### Aim of the exercise
Report every line below that holds the word "panel".

### Record extracts
>> begin
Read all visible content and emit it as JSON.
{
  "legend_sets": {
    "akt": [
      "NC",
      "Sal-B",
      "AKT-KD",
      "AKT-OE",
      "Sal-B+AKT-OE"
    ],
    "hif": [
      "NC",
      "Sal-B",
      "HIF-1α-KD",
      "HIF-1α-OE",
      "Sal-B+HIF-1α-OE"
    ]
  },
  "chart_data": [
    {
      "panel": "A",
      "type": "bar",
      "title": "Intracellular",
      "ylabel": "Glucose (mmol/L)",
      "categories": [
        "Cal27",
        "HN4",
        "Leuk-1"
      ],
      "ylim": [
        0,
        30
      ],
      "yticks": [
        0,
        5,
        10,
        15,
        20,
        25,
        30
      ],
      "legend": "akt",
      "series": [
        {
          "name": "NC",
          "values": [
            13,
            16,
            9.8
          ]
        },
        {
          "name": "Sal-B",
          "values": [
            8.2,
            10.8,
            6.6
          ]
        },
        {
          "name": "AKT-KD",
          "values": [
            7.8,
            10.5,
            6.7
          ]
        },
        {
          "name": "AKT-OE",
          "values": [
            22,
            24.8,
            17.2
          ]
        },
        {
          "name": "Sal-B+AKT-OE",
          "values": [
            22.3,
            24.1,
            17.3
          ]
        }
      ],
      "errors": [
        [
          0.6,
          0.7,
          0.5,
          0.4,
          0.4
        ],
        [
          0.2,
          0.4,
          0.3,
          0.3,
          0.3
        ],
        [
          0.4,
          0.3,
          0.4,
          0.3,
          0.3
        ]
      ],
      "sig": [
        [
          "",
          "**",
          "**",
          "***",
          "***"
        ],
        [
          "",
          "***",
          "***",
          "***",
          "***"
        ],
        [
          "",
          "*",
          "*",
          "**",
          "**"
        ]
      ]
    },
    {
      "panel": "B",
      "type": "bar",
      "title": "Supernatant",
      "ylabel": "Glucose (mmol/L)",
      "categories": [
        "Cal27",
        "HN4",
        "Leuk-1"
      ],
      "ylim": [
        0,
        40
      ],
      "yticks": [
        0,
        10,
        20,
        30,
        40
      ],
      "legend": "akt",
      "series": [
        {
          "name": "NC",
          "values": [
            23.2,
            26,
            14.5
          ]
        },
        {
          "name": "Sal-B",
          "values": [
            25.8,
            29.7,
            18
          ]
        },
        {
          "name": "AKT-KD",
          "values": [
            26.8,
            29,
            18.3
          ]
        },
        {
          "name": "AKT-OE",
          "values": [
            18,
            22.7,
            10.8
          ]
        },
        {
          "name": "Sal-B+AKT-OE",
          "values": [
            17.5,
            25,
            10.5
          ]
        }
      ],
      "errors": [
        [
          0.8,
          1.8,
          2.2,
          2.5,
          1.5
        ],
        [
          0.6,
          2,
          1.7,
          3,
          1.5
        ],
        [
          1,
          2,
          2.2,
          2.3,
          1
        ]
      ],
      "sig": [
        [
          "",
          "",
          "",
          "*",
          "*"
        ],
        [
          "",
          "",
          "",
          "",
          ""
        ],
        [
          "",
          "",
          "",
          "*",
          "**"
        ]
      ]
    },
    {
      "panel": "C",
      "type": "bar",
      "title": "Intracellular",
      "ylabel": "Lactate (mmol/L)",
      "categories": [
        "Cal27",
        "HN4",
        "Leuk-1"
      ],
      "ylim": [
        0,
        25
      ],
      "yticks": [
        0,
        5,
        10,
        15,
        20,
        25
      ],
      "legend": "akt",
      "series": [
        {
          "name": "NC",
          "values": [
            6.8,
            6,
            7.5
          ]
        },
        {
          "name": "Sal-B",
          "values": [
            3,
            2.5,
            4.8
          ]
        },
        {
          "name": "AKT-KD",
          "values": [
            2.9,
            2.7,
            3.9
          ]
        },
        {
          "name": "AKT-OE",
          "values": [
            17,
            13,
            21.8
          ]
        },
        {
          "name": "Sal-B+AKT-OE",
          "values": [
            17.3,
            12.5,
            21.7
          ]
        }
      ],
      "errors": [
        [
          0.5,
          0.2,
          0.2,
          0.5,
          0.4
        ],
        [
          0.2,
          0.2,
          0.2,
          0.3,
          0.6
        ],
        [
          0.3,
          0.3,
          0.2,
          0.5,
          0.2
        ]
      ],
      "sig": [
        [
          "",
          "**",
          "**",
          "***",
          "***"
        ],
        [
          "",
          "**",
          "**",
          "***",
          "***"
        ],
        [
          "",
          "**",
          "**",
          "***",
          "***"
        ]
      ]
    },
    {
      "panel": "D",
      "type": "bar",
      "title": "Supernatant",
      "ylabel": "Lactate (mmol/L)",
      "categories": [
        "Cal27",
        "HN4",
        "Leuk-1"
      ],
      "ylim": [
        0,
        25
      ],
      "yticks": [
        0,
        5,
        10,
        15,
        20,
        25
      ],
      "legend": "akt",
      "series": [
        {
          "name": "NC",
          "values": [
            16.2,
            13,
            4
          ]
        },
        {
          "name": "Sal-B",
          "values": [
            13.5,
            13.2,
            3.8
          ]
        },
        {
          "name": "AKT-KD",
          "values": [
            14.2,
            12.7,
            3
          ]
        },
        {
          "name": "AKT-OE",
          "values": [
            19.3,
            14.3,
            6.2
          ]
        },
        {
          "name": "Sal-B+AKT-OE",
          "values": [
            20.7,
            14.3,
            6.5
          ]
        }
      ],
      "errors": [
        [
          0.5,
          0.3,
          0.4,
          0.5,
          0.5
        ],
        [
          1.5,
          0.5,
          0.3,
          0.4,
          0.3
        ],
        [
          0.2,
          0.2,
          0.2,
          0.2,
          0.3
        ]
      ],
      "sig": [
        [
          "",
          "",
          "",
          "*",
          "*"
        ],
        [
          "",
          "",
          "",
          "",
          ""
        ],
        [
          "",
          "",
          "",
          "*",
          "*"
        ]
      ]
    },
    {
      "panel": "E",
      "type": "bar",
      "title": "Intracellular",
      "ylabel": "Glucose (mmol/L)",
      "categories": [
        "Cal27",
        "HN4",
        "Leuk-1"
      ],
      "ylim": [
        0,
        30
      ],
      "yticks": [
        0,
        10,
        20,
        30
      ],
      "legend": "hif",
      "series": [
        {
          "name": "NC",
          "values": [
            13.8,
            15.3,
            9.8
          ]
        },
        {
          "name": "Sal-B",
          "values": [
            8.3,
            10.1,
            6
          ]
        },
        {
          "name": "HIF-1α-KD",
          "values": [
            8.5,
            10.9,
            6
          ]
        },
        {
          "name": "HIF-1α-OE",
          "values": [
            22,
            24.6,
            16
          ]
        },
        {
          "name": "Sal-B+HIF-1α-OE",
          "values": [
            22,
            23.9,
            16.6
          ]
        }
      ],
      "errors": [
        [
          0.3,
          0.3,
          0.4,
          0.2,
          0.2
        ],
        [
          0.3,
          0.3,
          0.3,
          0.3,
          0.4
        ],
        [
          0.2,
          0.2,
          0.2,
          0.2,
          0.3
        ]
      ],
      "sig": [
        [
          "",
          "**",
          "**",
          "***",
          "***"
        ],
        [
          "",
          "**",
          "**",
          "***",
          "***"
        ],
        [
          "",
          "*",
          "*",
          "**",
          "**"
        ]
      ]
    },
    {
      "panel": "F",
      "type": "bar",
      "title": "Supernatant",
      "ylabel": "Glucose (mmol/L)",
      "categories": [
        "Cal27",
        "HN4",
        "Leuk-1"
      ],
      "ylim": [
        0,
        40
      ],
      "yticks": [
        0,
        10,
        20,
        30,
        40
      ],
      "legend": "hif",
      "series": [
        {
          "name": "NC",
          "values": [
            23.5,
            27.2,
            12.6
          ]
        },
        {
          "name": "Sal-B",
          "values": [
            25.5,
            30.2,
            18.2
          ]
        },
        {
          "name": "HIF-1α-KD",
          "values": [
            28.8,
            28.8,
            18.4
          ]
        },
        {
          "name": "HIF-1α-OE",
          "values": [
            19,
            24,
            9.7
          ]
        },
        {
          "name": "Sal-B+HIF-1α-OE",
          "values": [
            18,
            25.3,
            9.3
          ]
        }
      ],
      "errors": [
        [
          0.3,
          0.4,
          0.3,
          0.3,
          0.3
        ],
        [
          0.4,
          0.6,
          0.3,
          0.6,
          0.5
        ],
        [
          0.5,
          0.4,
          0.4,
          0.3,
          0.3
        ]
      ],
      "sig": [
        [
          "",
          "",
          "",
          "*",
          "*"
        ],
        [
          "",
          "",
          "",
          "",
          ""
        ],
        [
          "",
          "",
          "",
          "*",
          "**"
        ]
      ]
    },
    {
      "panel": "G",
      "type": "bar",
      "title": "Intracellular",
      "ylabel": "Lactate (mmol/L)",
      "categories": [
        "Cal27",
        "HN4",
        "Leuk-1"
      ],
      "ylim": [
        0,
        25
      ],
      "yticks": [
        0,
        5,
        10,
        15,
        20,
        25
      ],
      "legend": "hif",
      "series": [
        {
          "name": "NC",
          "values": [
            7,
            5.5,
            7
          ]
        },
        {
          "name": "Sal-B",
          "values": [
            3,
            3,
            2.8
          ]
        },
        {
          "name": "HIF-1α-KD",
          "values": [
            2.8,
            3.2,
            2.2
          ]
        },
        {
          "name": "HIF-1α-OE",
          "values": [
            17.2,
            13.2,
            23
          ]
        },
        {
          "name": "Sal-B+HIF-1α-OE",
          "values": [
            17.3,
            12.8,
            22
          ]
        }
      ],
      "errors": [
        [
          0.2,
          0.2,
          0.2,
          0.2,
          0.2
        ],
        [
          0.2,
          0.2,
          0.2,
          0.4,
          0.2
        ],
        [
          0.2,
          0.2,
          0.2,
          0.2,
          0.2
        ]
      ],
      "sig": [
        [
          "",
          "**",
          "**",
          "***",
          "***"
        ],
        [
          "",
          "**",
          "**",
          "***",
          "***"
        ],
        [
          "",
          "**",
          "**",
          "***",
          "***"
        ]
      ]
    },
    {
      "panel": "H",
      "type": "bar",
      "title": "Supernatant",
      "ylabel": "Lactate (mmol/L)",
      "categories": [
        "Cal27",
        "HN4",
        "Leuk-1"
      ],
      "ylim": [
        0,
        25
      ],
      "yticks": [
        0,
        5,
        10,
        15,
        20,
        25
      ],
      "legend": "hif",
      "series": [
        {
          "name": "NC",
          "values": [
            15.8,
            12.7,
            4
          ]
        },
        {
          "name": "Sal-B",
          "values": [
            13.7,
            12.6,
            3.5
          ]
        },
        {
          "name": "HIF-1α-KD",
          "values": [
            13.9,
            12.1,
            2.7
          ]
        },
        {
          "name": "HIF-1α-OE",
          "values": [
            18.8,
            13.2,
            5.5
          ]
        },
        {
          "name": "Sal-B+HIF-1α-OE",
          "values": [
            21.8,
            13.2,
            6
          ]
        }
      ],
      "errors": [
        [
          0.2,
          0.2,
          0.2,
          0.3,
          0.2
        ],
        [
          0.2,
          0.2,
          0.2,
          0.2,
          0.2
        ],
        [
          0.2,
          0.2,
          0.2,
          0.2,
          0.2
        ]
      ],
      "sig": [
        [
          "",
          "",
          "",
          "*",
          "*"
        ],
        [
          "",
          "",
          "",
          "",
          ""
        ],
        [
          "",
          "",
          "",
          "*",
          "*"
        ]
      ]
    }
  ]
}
>> end
### Reply
      "panel": "A",
      "panel": "B",
      "panel": "C",
      "panel": "D",
      "panel": "E",
      "panel": "F",
      "panel": "G",
      "panel": "H",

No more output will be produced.